* **Exercise brief**
Can you transcribe every entry word for word, skipping the images?
## START
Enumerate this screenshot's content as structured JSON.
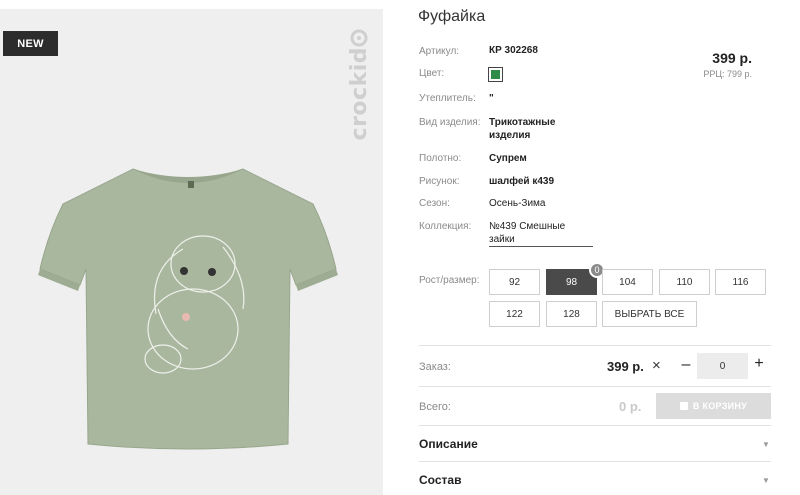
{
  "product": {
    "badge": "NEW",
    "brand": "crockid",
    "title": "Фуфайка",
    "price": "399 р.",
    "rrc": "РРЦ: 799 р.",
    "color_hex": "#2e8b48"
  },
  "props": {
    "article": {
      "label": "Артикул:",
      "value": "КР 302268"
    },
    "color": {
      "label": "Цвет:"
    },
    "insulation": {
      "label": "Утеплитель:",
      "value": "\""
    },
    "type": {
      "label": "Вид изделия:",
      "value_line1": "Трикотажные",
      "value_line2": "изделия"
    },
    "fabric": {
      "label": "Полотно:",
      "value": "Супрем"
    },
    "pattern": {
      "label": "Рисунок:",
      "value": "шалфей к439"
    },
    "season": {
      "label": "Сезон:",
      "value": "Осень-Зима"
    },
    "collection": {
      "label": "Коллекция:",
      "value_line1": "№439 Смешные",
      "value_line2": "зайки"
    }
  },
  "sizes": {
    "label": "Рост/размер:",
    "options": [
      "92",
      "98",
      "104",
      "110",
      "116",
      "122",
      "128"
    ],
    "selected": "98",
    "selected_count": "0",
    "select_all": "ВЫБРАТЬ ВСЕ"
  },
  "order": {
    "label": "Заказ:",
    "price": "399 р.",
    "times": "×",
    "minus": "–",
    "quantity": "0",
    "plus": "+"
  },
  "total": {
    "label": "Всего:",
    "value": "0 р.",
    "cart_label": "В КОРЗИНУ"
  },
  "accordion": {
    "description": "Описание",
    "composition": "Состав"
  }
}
## END
* **Solution for this exercise**
Enumerate this screenshot's content as structured JSON.
{
  "product": {
    "badge": "NEW",
    "brand": "crockid",
    "title": "Фуфайка",
    "price": "399 р.",
    "rrc": "РРЦ: 799 р.",
    "color_hex": "#2e8b48"
  },
  "props": {
    "article": {
      "label": "Артикул:",
      "value": "КР 302268"
    },
    "color": {
      "label": "Цвет:"
    },
    "insulation": {
      "label": "Утеплитель:",
      "value": "\""
    },
    "type": {
      "label": "Вид изделия:",
      "value_line1": "Трикотажные",
      "value_line2": "изделия"
    },
    "fabric": {
      "label": "Полотно:",
      "value": "Супрем"
    },
    "pattern": {
      "label": "Рисунок:",
      "value": "шалфей к439"
    },
    "season": {
      "label": "Сезон:",
      "value": "Осень-Зима"
    },
    "collection": {
      "label": "Коллекция:",
      "value_line1": "№439 Смешные",
      "value_line2": "зайки"
    }
  },
  "sizes": {
    "label": "Рост/размер:",
    "options": [
      "92",
      "98",
      "104",
      "110",
      "116",
      "122",
      "128"
    ],
    "selected": "98",
    "selected_count": "0",
    "select_all": "ВЫБРАТЬ ВСЕ"
  },
  "order": {
    "label": "Заказ:",
    "price": "399 р.",
    "times": "×",
    "minus": "–",
    "quantity": "0",
    "plus": "+"
  },
  "total": {
    "label": "Всего:",
    "value": "0 р.",
    "cart_label": "В КОРЗИНУ"
  },
  "accordion": {
    "description": "Описание",
    "composition": "Состав"
  }
}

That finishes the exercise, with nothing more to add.